-- Directions --
Copy each line of the records that holds the string "ylabel".
■ ■ ■ ■ ■ ■ ■
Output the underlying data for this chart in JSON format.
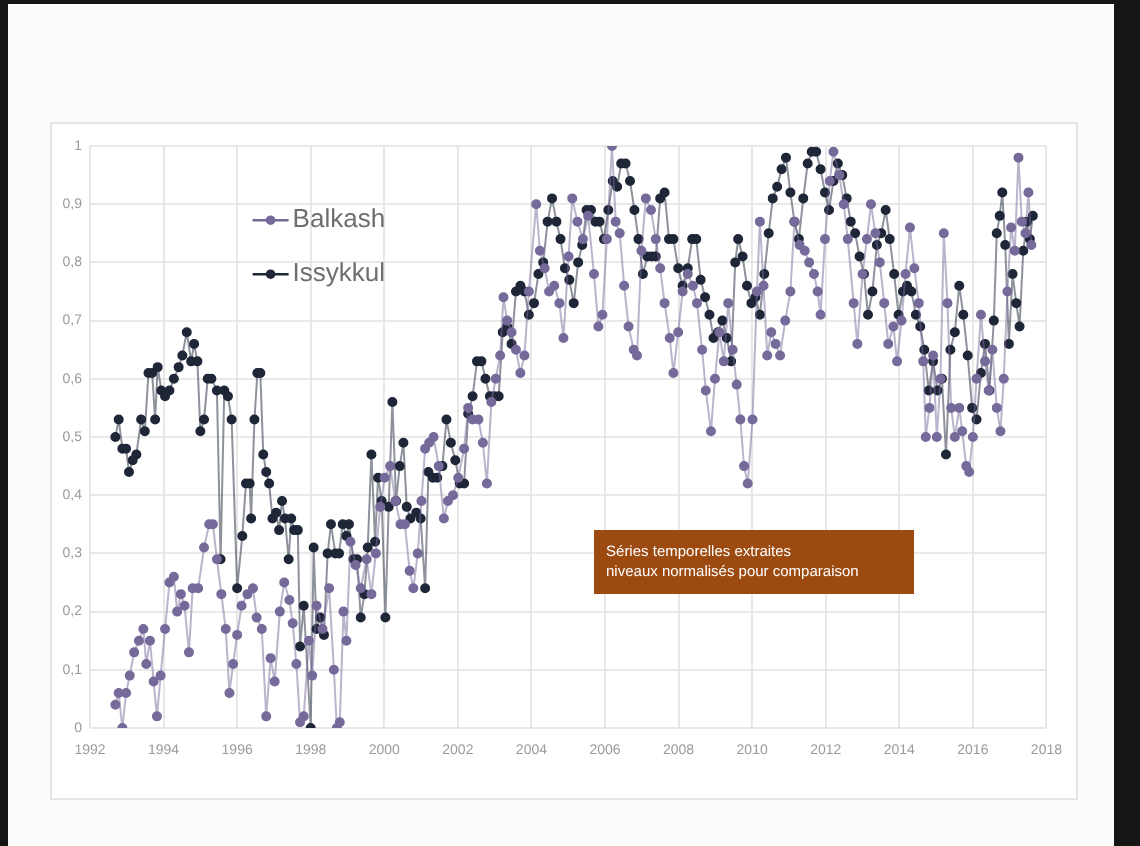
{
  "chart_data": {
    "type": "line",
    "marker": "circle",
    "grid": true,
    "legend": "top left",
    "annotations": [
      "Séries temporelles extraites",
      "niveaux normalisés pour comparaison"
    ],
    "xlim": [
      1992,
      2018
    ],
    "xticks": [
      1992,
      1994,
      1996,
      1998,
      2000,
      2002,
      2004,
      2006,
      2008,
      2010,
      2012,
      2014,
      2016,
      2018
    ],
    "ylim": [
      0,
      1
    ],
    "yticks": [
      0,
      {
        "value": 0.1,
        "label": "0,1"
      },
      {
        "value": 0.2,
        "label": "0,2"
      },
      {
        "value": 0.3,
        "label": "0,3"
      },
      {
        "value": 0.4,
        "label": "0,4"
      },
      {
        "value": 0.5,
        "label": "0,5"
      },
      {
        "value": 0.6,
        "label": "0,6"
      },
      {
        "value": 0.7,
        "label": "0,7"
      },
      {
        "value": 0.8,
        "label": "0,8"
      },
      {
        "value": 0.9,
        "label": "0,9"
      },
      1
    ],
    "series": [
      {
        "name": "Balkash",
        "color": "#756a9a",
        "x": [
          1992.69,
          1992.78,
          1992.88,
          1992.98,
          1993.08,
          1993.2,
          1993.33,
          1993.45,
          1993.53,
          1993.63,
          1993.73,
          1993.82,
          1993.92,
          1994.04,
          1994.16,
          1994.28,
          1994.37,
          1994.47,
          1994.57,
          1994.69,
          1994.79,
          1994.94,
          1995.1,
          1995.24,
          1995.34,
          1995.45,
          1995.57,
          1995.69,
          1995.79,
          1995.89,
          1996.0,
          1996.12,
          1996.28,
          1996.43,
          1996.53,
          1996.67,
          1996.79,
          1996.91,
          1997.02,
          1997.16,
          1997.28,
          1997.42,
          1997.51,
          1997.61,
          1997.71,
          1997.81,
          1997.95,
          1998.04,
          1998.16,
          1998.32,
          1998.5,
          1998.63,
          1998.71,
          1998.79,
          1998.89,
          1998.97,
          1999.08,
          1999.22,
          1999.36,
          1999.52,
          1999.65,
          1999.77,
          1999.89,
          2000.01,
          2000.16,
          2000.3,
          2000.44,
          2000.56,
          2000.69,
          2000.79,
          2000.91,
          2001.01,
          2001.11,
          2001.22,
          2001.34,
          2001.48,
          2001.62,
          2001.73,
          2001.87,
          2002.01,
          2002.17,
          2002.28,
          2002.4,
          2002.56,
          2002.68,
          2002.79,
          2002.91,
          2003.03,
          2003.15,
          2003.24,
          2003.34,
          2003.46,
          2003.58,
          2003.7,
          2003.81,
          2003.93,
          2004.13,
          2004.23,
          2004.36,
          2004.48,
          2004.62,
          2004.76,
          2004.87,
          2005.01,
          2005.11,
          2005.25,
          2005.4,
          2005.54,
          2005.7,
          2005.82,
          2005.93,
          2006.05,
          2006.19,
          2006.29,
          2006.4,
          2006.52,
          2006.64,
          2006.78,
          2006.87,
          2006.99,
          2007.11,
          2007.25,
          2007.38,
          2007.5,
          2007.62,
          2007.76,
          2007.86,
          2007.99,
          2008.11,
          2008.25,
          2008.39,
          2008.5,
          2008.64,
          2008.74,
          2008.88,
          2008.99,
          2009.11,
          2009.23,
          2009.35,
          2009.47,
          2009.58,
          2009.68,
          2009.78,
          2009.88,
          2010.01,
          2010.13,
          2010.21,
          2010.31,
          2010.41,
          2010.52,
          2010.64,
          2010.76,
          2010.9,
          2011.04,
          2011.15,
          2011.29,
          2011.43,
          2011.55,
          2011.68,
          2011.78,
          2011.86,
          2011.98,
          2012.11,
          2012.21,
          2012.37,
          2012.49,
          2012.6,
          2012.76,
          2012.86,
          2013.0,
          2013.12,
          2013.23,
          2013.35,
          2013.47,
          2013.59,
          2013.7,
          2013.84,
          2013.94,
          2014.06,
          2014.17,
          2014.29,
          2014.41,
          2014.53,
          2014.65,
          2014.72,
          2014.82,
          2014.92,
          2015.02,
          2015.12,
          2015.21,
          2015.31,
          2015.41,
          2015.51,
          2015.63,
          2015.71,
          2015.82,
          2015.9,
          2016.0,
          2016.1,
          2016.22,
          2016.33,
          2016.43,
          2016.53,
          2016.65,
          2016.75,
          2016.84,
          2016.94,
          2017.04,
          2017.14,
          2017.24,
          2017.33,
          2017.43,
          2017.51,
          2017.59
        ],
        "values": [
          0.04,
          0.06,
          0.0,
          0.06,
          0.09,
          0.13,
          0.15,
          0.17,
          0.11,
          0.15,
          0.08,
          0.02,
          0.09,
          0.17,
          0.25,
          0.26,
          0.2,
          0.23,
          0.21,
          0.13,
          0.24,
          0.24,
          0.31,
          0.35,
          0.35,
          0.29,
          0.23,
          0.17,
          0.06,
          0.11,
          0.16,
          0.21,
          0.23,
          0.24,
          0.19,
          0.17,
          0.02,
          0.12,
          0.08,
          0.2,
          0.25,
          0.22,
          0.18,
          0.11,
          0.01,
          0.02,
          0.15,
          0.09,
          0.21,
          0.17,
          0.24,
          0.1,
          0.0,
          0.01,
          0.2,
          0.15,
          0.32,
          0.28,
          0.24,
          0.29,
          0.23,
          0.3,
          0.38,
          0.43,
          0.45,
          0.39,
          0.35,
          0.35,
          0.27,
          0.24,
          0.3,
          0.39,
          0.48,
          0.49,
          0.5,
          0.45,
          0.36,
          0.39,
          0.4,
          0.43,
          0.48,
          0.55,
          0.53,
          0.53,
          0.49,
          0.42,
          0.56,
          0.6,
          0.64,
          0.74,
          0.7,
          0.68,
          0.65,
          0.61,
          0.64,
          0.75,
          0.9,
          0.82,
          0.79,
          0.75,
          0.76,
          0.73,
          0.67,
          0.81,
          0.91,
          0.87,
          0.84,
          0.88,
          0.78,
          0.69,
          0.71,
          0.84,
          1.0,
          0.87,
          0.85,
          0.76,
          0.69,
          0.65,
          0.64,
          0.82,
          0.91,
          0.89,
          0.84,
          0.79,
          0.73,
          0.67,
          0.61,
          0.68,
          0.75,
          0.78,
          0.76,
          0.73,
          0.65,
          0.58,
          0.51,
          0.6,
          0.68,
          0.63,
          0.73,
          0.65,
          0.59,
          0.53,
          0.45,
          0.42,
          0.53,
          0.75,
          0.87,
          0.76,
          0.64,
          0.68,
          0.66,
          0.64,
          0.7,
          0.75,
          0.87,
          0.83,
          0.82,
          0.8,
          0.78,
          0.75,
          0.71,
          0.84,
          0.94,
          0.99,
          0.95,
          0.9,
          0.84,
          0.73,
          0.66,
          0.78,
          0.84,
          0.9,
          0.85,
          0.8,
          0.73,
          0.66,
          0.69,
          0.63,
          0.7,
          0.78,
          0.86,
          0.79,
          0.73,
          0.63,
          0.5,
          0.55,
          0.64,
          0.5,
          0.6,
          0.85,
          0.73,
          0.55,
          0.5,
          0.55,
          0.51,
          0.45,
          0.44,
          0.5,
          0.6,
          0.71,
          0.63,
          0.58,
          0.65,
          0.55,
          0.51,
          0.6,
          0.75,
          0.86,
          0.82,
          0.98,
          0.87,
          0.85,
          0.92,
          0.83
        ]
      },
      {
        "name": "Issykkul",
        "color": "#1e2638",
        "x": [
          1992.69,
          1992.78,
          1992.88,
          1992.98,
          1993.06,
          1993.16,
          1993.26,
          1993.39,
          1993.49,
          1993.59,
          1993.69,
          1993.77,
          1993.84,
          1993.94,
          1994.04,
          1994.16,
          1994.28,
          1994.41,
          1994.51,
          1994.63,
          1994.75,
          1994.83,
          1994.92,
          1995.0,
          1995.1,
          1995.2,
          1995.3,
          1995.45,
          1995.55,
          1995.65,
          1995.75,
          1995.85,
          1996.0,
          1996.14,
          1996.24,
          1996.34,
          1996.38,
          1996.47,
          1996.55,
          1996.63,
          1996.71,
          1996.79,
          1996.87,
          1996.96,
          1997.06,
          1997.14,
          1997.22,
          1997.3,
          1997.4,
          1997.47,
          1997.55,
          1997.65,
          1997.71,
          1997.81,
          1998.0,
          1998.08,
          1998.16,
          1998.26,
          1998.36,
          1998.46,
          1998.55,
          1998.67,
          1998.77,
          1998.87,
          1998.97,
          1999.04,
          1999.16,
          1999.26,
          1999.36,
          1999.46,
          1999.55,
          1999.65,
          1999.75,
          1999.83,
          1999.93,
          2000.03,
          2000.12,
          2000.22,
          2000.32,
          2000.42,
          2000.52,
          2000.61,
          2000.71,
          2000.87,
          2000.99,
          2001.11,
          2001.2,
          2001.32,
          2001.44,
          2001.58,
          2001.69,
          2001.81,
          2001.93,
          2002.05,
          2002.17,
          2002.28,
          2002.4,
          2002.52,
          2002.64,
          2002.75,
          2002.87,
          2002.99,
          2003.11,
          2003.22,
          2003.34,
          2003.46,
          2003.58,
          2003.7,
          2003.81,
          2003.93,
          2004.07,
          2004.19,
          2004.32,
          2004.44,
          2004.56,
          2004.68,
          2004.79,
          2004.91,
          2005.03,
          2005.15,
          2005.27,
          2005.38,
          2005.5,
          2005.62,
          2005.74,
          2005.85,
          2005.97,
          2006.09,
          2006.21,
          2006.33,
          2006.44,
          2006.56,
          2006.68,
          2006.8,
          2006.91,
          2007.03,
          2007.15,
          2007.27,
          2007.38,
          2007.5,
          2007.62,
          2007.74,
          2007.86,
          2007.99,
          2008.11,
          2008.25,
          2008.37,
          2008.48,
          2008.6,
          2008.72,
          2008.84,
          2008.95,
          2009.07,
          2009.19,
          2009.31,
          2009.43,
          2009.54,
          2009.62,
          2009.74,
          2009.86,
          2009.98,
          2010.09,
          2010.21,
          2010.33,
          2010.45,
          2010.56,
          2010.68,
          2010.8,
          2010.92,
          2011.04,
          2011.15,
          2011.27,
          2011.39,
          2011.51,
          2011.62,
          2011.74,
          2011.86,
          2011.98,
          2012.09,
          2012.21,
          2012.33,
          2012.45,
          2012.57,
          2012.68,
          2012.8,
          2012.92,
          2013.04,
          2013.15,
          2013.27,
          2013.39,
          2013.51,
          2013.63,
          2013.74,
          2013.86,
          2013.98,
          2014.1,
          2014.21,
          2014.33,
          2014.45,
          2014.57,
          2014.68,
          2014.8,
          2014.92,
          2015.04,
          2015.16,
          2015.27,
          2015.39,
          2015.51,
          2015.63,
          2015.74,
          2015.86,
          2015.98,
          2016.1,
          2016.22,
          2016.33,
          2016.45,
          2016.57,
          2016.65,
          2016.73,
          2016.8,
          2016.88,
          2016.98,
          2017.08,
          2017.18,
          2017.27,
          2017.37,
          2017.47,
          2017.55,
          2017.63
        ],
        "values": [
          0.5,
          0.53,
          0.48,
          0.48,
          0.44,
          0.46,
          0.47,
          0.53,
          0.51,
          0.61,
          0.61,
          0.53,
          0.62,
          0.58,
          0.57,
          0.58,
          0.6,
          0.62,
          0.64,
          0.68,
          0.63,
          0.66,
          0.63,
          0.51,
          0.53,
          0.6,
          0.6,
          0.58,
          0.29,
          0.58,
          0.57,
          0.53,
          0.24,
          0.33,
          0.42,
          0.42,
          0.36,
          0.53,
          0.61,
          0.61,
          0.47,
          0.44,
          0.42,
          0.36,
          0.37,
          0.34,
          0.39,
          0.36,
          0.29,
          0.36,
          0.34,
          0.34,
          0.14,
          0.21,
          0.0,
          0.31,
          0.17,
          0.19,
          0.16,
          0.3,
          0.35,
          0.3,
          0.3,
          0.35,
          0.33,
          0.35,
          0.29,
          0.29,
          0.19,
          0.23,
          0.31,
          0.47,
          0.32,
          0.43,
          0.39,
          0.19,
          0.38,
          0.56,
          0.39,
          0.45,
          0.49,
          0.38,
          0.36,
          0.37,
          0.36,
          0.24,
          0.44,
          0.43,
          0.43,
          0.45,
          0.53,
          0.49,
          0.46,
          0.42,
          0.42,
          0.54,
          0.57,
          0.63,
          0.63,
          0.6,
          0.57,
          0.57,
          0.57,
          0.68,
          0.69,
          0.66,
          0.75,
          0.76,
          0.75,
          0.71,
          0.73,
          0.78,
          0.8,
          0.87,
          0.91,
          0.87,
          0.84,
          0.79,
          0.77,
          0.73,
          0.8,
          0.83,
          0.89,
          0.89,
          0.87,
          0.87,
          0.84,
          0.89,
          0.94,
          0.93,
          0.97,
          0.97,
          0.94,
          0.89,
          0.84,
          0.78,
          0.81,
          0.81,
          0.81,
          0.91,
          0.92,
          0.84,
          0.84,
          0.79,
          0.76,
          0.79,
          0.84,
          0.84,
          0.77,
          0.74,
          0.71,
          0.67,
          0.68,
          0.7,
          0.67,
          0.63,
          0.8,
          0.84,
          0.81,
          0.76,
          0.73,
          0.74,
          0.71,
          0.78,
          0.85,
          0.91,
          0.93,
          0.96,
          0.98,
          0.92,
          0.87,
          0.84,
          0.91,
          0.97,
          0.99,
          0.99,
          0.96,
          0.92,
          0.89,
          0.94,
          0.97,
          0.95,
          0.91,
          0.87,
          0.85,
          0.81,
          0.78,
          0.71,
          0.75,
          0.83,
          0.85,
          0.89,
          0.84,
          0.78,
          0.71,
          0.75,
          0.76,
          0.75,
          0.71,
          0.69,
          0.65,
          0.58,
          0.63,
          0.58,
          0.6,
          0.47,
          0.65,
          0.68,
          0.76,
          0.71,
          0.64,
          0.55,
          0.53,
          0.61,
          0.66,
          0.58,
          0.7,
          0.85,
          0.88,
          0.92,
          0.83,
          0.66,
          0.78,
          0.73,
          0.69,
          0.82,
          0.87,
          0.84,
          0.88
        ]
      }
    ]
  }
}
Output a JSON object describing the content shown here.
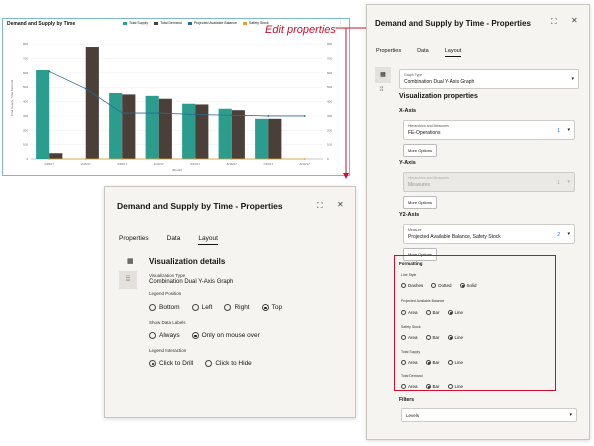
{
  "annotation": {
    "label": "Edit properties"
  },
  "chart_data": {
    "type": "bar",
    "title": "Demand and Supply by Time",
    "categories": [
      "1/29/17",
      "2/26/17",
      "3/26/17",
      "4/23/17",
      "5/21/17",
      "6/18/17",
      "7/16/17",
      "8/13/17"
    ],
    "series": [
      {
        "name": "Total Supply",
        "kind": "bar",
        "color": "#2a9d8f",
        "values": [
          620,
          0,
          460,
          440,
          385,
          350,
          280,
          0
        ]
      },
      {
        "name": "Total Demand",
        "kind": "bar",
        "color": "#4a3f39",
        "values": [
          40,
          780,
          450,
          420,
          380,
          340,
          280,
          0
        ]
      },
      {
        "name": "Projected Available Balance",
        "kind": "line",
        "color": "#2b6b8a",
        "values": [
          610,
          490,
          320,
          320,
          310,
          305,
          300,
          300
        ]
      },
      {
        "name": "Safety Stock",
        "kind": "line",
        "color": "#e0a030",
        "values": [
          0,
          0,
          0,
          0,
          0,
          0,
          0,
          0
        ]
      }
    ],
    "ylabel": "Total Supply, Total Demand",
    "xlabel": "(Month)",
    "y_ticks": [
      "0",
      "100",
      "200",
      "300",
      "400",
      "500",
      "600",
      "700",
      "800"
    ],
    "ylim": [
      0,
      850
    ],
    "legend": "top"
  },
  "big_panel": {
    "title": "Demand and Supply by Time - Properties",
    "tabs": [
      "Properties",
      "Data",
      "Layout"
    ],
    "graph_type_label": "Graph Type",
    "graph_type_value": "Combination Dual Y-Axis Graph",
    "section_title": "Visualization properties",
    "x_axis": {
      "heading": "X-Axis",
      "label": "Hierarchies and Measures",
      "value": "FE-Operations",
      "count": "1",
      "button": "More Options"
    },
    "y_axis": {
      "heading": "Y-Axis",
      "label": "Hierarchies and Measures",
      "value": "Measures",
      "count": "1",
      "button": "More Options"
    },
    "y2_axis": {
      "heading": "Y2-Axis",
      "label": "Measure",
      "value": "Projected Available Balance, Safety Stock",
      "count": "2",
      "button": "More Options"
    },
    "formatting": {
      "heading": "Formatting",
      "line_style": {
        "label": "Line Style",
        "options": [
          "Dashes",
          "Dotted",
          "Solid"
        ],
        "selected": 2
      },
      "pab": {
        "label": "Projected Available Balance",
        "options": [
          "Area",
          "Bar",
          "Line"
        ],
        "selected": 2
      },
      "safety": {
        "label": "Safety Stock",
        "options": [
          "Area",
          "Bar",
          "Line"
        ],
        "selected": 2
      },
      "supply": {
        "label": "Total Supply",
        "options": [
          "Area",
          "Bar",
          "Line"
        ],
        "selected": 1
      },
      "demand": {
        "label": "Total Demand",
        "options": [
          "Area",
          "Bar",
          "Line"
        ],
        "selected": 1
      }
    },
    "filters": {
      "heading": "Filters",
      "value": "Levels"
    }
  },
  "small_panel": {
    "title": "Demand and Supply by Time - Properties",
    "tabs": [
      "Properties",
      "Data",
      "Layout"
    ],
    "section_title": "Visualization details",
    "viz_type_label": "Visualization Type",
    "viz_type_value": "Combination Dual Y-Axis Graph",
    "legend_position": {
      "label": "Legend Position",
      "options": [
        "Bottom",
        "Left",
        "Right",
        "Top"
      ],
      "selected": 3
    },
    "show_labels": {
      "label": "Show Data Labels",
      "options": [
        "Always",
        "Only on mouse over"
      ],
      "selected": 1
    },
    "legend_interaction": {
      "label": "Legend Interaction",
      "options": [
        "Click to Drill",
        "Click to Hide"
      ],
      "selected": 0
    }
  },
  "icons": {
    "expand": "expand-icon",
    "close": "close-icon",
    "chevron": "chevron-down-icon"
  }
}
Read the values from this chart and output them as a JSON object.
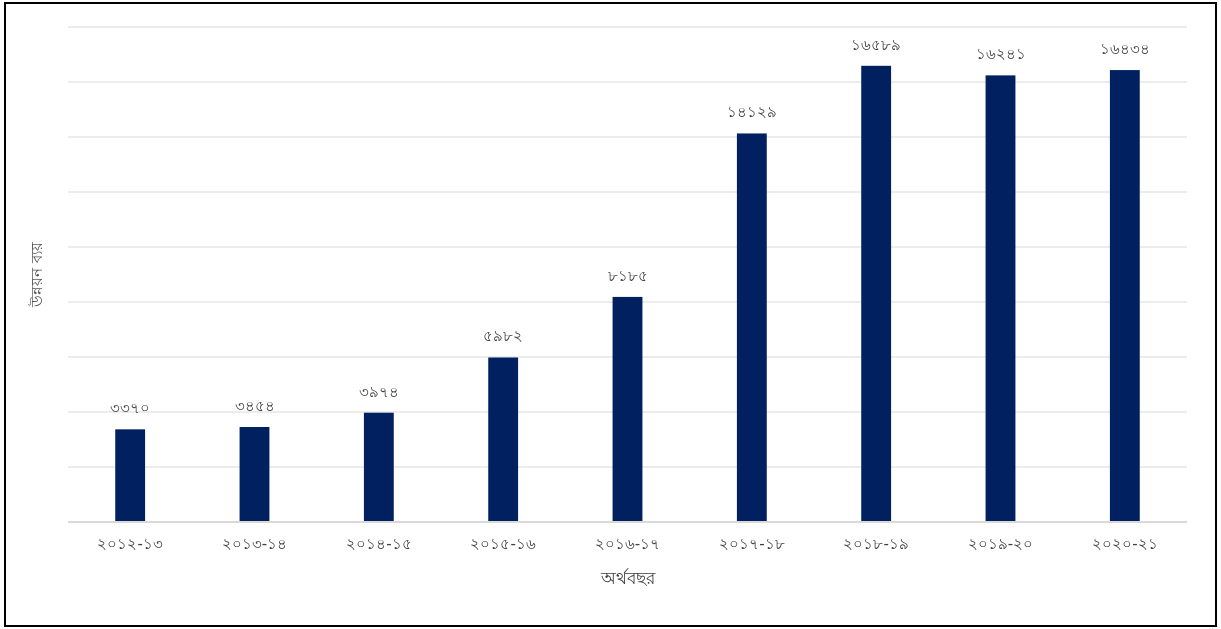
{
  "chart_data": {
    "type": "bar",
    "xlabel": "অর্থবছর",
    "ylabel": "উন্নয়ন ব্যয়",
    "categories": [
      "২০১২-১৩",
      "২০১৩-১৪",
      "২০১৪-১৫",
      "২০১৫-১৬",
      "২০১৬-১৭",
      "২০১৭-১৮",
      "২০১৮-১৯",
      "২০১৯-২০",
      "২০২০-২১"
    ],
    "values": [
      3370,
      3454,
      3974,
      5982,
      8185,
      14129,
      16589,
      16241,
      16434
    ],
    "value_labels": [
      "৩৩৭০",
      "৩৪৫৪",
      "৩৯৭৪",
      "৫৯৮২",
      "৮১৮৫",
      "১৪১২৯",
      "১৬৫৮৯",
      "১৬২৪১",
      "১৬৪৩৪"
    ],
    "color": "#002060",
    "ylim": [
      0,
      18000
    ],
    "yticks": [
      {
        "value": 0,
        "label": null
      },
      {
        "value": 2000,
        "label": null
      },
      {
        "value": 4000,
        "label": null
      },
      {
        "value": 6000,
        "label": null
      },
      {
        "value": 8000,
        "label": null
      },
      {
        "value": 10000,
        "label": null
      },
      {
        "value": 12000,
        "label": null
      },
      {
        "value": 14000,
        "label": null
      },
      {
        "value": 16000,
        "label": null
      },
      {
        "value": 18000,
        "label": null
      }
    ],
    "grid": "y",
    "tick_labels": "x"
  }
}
■ ■ ■ ■ ■ ■ ■
-- Task output --
    "ylabel": "Total Supply, Total Demand",
    "ylabel": "উন্নয়ন ব্যয়",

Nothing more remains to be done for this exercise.